▶ Work to be completed:
Using the listing below, please gather every line containing the word "Coefficient".

------------------------------

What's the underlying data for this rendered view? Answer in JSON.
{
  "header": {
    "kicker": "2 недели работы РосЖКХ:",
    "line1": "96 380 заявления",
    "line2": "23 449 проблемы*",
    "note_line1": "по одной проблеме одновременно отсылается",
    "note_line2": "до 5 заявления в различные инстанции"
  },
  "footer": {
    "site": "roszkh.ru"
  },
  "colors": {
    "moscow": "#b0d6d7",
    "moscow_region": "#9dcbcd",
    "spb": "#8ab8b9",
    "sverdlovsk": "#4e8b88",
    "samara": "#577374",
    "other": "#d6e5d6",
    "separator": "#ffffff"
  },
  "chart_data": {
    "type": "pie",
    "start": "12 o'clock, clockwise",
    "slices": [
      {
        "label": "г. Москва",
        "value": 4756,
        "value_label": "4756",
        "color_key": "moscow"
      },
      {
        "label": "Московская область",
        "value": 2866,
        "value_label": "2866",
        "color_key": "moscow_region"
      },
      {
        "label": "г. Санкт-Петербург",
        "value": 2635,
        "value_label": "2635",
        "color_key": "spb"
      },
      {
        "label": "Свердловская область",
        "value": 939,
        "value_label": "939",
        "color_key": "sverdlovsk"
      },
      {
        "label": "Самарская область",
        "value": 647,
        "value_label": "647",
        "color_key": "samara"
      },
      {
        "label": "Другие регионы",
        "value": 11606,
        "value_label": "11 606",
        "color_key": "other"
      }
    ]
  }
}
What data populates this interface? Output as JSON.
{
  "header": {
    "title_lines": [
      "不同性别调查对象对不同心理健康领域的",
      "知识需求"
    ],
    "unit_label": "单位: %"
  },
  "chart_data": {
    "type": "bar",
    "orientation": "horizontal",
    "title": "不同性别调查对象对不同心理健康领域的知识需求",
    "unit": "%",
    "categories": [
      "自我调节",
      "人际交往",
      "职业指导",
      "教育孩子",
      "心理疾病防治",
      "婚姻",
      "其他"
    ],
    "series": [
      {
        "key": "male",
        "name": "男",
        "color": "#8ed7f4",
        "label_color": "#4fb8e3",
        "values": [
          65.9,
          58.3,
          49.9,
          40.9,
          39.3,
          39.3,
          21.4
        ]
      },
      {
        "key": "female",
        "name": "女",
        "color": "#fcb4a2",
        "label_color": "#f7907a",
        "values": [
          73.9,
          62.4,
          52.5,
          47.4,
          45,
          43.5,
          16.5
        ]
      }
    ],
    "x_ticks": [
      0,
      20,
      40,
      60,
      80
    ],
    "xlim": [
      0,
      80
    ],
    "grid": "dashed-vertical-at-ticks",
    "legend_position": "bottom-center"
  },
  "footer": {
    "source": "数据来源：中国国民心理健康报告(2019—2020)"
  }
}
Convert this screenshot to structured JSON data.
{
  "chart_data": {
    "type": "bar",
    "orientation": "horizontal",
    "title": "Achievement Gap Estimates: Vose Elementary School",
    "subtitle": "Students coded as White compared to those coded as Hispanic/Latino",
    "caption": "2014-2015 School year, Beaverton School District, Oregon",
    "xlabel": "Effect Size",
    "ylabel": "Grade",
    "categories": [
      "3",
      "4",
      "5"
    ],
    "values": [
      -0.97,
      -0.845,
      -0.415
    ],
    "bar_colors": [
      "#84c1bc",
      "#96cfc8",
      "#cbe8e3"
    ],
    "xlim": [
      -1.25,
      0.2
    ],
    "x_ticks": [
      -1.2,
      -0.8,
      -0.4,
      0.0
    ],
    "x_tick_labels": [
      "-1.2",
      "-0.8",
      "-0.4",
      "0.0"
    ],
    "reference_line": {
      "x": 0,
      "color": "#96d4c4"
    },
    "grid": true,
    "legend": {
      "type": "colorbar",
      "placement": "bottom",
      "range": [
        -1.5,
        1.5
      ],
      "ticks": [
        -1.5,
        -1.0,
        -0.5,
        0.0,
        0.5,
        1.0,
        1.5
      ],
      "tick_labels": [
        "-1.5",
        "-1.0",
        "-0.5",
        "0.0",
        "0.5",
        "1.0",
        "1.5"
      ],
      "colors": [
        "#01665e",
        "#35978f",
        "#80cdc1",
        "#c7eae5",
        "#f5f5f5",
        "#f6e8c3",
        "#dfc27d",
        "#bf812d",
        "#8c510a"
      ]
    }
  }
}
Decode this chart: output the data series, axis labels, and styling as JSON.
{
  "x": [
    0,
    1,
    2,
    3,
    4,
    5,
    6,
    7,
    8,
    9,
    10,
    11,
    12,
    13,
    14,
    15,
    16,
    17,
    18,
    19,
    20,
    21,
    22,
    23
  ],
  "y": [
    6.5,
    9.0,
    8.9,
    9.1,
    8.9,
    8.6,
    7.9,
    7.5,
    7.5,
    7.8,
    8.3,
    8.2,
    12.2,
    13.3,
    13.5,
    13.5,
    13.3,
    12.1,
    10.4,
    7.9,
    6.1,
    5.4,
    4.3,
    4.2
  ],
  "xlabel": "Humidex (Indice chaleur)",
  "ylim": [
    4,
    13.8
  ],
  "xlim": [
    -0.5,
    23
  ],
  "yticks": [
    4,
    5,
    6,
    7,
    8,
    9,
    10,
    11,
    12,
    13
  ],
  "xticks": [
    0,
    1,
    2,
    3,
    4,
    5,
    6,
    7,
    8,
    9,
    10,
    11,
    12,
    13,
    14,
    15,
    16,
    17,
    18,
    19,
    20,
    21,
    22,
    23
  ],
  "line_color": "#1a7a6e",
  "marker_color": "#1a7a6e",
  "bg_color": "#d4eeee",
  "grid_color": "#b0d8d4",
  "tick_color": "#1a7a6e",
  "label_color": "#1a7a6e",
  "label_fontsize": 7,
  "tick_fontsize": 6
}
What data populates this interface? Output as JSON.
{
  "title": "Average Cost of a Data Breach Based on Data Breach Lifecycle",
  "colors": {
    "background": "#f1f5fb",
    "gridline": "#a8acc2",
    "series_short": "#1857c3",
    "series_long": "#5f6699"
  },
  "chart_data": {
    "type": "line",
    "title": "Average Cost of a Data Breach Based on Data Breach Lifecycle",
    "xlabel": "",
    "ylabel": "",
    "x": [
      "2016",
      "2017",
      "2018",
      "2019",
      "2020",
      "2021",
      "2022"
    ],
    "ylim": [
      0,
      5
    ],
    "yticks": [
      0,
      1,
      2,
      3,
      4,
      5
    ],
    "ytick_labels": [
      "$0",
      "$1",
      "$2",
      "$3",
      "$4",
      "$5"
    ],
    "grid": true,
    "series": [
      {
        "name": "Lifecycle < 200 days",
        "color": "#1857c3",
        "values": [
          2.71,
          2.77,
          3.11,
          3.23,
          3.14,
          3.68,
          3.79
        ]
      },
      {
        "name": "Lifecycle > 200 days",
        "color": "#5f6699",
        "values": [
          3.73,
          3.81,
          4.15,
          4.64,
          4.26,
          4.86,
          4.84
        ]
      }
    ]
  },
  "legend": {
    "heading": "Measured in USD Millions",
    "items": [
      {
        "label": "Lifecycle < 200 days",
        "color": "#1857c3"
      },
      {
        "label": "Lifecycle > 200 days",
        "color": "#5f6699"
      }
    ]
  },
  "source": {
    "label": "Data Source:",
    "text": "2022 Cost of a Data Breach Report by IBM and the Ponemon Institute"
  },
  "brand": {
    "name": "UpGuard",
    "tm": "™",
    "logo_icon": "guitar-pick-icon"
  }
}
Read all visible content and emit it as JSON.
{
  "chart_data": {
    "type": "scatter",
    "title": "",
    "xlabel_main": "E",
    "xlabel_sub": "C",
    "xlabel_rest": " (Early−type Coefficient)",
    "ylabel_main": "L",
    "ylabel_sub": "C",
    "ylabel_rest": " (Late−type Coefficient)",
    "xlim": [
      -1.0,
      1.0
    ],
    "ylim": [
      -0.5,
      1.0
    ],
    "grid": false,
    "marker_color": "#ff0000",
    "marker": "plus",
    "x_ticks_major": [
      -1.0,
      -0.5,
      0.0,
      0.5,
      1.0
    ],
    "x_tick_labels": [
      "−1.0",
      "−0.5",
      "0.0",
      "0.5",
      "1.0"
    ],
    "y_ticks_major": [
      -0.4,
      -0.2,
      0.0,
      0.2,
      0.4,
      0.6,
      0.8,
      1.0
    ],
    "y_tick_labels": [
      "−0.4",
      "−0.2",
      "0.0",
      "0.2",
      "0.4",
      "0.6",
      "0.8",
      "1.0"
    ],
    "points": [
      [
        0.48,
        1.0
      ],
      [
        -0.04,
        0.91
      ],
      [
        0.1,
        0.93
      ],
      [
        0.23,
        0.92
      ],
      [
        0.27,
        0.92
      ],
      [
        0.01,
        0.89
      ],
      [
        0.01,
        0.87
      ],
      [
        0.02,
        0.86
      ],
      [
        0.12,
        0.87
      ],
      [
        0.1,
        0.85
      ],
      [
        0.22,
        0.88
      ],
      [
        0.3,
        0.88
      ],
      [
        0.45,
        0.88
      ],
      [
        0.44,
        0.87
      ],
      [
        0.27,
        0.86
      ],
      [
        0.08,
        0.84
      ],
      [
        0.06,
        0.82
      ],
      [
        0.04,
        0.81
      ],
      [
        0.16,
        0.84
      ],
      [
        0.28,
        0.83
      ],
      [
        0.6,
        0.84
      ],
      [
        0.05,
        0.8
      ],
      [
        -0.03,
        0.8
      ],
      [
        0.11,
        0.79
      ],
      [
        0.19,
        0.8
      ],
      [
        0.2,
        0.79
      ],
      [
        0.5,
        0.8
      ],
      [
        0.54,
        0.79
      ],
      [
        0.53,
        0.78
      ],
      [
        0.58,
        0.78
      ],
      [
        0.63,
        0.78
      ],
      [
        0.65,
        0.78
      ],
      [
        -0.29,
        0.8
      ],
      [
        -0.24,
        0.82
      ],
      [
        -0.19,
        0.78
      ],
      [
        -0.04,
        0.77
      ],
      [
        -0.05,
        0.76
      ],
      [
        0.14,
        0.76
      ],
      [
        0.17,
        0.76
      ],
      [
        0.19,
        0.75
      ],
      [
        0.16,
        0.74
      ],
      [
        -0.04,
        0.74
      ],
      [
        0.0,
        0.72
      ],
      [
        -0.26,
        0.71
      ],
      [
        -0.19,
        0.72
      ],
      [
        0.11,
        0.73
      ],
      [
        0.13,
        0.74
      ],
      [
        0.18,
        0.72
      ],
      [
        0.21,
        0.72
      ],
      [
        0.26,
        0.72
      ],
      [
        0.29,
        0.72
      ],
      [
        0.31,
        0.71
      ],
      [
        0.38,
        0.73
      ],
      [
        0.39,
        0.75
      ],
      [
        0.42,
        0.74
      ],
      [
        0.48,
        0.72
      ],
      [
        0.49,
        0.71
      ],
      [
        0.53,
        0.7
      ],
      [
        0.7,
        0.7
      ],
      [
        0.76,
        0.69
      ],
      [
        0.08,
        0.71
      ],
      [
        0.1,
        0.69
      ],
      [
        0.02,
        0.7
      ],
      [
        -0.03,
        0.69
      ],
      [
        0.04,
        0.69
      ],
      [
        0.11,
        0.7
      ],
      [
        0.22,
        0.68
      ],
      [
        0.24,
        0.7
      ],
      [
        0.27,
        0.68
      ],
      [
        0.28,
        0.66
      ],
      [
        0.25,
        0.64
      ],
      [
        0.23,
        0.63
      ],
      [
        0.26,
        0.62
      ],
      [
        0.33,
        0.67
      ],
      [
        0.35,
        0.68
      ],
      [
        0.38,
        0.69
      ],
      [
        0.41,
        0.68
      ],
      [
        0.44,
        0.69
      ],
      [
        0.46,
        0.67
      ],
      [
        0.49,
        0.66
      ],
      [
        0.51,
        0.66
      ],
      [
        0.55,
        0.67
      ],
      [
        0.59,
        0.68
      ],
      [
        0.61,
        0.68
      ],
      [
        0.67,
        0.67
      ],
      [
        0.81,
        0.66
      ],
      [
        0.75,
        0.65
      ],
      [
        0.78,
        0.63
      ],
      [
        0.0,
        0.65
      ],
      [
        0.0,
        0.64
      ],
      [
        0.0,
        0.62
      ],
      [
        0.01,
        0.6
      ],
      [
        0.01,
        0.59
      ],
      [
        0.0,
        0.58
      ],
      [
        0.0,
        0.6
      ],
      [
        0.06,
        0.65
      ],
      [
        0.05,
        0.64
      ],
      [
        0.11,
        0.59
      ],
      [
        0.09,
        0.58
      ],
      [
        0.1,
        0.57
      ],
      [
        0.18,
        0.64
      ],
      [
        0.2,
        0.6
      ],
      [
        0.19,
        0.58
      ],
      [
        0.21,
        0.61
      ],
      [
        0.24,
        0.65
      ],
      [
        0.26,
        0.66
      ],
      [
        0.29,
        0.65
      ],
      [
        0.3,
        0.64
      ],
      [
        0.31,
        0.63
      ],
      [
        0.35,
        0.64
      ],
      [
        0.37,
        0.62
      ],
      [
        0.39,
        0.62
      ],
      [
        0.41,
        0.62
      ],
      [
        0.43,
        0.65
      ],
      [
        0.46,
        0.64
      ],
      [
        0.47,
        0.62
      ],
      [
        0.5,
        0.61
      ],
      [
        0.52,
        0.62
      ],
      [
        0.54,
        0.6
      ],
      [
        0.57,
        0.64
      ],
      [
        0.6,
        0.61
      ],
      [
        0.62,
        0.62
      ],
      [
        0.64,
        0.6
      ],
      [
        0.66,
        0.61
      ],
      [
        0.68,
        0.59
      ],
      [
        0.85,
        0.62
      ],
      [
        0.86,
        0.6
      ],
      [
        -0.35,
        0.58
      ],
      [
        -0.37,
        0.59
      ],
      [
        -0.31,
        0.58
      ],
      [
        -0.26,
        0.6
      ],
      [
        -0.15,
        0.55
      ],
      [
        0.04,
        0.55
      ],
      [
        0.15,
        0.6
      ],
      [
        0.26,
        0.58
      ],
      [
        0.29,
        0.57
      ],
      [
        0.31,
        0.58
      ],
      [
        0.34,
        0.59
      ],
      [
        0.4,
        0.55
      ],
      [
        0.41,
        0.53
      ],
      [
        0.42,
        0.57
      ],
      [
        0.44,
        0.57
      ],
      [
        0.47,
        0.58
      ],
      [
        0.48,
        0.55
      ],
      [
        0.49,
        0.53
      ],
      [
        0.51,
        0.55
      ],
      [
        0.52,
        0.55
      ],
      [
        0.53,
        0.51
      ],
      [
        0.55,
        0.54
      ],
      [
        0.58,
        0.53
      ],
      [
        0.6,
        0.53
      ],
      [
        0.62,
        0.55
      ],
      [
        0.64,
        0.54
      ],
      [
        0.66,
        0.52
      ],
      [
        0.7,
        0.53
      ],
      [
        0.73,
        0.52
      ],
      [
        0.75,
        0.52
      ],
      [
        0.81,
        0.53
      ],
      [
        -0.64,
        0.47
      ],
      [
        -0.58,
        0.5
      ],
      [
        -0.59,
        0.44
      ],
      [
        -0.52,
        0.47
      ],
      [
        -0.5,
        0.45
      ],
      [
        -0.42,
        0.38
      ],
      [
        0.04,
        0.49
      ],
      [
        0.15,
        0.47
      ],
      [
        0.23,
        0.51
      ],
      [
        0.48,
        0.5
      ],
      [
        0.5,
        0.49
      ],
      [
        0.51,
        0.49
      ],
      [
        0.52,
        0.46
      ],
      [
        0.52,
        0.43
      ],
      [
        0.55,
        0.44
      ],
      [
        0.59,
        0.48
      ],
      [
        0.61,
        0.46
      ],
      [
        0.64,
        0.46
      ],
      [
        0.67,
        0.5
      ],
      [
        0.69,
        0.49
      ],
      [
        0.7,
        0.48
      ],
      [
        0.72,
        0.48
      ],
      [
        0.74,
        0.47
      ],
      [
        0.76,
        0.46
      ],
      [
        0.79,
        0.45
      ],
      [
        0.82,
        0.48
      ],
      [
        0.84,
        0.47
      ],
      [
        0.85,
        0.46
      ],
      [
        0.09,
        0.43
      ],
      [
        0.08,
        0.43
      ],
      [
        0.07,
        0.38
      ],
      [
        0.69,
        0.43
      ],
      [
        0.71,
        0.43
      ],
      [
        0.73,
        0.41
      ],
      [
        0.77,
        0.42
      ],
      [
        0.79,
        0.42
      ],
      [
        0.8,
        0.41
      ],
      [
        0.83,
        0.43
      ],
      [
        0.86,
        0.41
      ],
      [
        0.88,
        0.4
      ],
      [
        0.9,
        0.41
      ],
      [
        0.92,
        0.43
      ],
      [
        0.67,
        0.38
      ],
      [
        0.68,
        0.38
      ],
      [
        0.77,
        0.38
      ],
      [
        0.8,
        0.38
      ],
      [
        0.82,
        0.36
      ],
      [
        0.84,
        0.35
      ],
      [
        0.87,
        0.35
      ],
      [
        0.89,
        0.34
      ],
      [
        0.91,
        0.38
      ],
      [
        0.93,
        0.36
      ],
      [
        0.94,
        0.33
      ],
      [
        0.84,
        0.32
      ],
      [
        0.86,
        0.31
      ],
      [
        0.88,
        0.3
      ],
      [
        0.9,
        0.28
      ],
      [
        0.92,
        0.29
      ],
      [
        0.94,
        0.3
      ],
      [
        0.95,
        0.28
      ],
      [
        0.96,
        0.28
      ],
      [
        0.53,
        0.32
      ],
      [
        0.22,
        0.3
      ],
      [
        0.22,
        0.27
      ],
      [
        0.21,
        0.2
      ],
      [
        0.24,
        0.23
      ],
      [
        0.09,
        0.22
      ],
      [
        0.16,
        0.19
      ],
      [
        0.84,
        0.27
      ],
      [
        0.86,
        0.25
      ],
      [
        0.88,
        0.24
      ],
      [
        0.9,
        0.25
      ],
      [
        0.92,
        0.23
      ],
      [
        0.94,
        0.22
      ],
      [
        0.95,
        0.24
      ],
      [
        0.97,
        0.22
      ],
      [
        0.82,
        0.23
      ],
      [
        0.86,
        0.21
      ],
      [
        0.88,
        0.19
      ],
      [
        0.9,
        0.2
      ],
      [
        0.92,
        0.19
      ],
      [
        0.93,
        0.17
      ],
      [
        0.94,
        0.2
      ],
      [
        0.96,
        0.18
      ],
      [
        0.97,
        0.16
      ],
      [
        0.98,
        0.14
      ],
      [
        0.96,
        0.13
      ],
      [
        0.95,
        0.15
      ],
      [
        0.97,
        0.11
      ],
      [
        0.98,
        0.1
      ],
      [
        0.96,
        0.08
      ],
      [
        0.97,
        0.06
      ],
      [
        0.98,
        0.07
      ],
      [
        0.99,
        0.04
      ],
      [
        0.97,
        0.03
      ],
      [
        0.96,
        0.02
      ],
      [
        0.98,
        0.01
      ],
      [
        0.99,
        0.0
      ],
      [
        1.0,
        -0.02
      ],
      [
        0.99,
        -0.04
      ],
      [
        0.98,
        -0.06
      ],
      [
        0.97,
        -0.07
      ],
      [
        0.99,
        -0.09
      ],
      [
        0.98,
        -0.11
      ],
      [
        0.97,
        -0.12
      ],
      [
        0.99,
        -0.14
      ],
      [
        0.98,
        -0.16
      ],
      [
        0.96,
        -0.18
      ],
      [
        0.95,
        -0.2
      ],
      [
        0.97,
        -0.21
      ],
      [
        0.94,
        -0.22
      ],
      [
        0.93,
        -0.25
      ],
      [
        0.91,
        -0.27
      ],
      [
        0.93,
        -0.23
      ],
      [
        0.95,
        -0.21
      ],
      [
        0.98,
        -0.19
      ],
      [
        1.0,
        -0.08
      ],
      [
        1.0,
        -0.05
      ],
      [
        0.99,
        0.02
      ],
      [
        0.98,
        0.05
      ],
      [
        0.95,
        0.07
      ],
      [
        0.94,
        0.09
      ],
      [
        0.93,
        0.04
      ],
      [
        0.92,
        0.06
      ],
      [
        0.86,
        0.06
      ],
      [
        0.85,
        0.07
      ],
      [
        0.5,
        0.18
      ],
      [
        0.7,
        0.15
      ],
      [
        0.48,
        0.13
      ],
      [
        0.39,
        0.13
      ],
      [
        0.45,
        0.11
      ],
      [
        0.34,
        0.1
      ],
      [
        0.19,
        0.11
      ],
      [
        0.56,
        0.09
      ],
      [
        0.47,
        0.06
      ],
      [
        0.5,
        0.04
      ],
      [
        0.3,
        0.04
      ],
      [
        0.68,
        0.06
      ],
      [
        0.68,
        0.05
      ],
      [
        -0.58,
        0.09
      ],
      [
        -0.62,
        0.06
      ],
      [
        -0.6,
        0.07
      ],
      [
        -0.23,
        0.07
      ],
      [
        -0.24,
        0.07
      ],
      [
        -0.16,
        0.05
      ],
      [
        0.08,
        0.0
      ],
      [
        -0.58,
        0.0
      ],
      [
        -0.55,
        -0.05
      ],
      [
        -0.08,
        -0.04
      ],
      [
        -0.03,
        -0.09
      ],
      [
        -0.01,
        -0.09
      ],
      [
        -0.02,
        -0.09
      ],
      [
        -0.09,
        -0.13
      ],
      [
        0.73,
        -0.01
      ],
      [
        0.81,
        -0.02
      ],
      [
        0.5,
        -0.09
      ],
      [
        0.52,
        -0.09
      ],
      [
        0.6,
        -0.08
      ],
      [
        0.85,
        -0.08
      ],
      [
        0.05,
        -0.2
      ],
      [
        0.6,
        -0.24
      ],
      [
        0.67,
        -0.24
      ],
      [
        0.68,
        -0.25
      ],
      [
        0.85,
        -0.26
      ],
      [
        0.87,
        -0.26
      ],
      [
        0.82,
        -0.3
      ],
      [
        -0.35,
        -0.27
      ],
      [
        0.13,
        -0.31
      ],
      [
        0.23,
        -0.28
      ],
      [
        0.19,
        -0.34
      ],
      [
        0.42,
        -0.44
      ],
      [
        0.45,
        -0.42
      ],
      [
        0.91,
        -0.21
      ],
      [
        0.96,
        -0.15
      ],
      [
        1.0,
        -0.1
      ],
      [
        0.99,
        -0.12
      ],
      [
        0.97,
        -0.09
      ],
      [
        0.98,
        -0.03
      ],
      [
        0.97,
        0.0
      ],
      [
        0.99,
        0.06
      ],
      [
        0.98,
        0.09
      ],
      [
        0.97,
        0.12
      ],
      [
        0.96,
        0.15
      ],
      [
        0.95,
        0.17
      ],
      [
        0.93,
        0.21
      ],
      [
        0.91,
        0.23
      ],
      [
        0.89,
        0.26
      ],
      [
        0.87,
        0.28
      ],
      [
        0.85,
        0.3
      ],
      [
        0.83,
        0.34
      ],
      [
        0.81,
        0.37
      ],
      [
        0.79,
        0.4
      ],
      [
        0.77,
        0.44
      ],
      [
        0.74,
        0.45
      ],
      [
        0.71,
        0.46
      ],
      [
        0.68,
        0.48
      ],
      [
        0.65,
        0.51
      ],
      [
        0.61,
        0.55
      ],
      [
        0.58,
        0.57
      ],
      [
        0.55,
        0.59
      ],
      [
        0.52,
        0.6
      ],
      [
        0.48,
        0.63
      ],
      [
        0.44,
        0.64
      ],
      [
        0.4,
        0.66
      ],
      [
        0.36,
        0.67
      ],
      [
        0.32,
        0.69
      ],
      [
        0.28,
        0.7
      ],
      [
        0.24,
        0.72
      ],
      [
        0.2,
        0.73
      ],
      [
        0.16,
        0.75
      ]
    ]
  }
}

------------------------------

▶ Correct result:
    "xlabel_rest": " (Early−type Coefficient)",
    "ylabel_rest": " (Late−type Coefficient)",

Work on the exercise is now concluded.